» WHAT IS BEING ASKED: Check every line of the data below for the string "grub", and copy the ones that hold it.

» PROVIDED ENTRIES:

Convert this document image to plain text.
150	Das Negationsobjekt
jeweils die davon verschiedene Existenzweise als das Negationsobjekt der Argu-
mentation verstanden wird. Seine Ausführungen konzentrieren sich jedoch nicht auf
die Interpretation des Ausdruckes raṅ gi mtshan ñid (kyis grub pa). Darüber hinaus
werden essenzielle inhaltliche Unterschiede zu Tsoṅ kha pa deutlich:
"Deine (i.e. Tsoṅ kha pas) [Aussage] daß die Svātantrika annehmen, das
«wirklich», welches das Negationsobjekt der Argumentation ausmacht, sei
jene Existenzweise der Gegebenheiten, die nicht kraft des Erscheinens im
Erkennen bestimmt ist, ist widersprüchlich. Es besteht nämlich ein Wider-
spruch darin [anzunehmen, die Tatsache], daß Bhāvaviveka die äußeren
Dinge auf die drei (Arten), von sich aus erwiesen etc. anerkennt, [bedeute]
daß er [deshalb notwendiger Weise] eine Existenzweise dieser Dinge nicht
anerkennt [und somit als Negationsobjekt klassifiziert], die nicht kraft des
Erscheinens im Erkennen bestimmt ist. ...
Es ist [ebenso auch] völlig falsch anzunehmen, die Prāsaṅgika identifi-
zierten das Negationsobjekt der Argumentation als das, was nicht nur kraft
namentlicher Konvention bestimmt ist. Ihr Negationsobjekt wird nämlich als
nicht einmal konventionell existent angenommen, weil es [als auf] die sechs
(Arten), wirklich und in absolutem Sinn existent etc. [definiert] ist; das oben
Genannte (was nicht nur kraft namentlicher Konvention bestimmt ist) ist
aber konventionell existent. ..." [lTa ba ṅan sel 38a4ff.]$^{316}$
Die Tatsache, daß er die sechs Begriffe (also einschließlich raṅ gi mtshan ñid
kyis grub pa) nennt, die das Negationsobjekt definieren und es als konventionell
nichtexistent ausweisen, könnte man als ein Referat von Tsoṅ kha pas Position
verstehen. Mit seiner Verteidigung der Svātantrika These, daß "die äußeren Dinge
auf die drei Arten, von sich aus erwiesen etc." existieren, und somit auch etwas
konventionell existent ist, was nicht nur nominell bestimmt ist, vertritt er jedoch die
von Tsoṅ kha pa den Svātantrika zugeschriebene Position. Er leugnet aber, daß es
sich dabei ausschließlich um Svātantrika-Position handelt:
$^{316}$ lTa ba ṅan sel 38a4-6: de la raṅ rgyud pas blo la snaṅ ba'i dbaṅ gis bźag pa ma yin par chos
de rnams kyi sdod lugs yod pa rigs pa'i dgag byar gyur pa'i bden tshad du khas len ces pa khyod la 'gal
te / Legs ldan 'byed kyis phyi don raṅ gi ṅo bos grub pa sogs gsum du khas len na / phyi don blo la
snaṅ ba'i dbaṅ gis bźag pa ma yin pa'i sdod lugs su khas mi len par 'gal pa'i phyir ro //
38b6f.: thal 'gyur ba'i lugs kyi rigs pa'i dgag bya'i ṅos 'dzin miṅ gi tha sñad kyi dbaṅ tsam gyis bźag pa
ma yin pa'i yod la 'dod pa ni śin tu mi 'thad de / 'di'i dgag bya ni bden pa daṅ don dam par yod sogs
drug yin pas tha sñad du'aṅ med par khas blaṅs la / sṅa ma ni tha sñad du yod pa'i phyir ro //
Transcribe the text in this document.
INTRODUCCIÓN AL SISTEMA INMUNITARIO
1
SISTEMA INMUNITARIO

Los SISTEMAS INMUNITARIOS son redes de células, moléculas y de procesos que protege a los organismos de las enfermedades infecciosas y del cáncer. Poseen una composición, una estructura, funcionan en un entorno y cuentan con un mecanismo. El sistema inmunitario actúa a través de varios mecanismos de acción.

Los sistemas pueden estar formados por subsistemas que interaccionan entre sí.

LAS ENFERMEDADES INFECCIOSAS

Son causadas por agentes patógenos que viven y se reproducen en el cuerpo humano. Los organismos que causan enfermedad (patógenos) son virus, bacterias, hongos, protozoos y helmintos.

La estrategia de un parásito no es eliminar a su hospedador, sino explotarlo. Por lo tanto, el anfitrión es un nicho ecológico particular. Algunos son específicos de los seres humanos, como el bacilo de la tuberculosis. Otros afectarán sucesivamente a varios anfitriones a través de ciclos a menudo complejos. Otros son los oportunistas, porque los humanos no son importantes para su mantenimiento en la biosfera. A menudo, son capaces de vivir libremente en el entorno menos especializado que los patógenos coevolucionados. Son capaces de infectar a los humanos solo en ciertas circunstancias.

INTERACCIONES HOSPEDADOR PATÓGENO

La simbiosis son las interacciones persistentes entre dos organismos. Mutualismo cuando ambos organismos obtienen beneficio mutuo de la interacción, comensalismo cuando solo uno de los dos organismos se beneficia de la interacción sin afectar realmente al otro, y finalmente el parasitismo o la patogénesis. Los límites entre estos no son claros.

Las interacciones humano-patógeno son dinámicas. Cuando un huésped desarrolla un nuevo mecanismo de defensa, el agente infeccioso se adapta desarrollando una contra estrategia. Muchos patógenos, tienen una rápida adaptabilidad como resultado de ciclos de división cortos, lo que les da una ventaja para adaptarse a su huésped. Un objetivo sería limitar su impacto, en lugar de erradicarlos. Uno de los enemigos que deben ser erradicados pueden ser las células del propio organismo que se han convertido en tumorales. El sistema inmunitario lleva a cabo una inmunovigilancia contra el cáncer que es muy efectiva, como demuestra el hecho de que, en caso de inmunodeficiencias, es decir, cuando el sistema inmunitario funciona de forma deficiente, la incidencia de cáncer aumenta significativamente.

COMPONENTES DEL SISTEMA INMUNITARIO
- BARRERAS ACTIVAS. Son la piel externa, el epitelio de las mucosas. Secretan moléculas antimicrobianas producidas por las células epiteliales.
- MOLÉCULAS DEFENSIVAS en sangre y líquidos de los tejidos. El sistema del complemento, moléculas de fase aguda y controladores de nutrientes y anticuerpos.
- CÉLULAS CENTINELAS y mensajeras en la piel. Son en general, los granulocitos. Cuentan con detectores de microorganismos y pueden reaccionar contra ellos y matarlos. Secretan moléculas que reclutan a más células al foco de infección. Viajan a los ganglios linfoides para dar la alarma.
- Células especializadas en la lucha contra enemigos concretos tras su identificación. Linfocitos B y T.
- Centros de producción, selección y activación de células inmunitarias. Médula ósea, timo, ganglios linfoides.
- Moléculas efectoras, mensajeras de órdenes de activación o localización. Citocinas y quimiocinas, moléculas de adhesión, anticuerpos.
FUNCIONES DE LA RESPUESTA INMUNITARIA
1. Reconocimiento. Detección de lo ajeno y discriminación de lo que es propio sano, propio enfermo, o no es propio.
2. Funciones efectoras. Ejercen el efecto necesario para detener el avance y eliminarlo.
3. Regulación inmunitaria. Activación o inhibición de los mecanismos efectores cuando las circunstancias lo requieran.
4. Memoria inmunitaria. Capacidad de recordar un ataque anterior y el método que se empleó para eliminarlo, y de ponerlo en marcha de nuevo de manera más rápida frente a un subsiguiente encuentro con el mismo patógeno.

» EXERCISE SOLUTION:
die Interpretation des Ausdruckes raṅ gi mtshan ñid (kyis grub pa). Darüber hinaus
kyis grub pa) nennt, die das Negationsobjekt definieren und es als konventionell
te / Legs ldan 'byed kyis phyi don raṅ gi ṅo bos grub pa sogs gsum du khas len na / phyi don blo la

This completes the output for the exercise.